→ **PROBLEM REQUIREMENTS**
Search the data for the word "developing" and copy every line where it occurs.

→ **DATA PROVIDED**
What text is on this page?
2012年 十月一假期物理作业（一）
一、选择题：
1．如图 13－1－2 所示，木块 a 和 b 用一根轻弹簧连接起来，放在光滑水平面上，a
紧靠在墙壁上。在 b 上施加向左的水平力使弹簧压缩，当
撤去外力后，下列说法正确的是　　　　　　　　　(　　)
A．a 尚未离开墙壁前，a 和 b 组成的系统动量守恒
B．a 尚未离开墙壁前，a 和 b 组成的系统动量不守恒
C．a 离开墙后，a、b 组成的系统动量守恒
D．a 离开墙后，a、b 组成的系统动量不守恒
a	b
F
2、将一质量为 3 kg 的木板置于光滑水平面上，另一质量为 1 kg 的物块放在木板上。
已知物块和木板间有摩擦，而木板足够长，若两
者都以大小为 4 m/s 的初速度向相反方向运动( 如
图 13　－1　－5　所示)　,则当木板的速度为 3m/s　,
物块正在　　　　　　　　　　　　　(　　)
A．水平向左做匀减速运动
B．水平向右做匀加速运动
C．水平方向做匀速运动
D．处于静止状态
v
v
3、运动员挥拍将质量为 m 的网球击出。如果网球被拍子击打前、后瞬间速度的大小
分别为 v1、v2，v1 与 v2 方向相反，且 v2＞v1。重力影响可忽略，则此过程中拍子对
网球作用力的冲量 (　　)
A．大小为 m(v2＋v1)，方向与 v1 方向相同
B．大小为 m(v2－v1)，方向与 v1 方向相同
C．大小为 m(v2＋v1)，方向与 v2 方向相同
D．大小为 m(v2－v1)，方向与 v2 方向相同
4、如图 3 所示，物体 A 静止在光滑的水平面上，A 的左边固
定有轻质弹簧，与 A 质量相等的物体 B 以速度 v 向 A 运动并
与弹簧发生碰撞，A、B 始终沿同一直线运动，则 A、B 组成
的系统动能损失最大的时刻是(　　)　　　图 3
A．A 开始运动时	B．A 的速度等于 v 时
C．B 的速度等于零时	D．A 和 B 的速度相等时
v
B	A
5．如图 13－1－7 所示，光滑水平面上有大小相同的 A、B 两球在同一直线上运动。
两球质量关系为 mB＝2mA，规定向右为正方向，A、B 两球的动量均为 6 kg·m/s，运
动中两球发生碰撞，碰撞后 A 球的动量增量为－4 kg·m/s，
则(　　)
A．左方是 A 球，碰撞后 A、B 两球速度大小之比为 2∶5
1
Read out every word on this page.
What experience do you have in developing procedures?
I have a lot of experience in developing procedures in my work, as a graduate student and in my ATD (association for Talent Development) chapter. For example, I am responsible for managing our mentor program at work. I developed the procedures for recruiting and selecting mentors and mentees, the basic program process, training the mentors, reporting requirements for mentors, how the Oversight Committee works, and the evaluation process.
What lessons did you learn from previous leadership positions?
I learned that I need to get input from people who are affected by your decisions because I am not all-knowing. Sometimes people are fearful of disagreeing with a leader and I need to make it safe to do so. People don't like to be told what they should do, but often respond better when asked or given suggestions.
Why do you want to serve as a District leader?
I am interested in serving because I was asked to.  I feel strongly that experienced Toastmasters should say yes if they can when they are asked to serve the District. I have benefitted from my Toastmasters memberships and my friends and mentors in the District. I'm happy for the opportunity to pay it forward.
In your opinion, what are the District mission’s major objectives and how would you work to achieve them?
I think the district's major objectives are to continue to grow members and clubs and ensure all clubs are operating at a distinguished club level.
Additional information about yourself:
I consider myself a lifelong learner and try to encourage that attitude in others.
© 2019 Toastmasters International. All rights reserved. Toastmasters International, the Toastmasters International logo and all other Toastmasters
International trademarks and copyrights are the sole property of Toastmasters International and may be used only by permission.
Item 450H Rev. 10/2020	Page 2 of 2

→ **RESULT OF THE TASK**
What experience do you have in developing procedures?
I have a lot of experience in developing procedures in my work, as a graduate student and in my ATD (association for Talent Development) chapter. For example, I am responsible for managing our mentor program at work. I developed the procedures for recruiting and selecting mentors and mentees, the basic program process, training the mentors, reporting requirements for mentors, how the Oversight Committee works, and the evaluation process.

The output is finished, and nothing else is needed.